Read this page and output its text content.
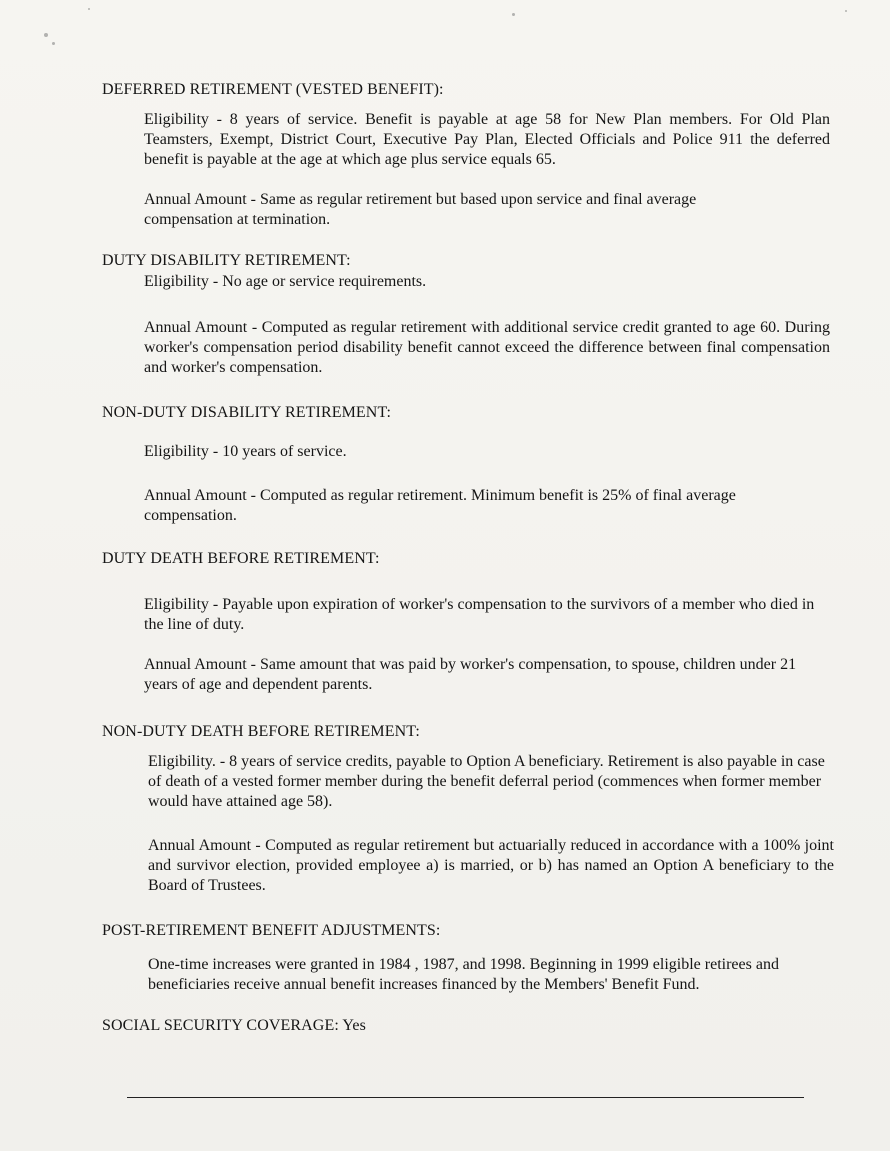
DEFERRED RETIREMENT (VESTED BENEFIT):
Eligibility - 8 years of service. Benefit is payable at age 58 for New Plan members. For Old Plan Teamsters, Exempt, District Court, Executive Pay Plan, Elected Officials and Police 911 the deferred benefit is payable at the age at which age plus service equals 65.
Annual Amount - Same as regular retirement but based upon service and final average compensation at termination.
DUTY DISABILITY RETIREMENT:
Eligibility - No age or service requirements.
Annual Amount - Computed as regular retirement with additional service credit granted to age 60. During worker's compensation period disability benefit cannot exceed the difference between final compensation and worker's compensation.
NON-DUTY DISABILITY RETIREMENT:
Eligibility - 10 years of service.
Annual Amount - Computed as regular retirement. Minimum benefit is 25% of final average compensation.
DUTY DEATH BEFORE RETIREMENT:
Eligibility - Payable upon expiration of worker's compensation to the survivors of a member who died in the line of duty.
Annual Amount - Same amount that was paid by worker's compensation, to spouse, children under 21 years of age and dependent parents.
NON-DUTY DEATH BEFORE RETIREMENT:
Eligibility. - 8 years of service credits, payable to Option A beneficiary. Retirement is also payable in case of death of a vested former member during the benefit deferral period (commences when former member would have attained age 58).
Annual Amount - Computed as regular retirement but actuarially reduced in accordance with a 100% joint and survivor election, provided employee a) is married, or b) has named an Option A beneficiary to the Board of Trustees.
POST-RETIREMENT BENEFIT ADJUSTMENTS:
One-time increases were granted in 1984 , 1987, and 1998. Beginning in 1999 eligible retirees and beneficiaries receive annual benefit increases financed by the Members' Benefit Fund.
SOCIAL SECURITY COVERAGE: Yes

****************

In the material above, find the lines that contain "worker" and show them.

# Right answer:
Annual Amount - Computed as regular retirement with additional service credit granted to age 60. During worker's compensation period disability benefit cannot exceed the difference between final compensation and worker's compensation.
Eligibility - Payable upon expiration of worker's compensation to the survivors of a member who died in the line of duty.
Annual Amount - Same amount that was paid by worker's compensation, to spouse, children under 21 years of age and dependent parents.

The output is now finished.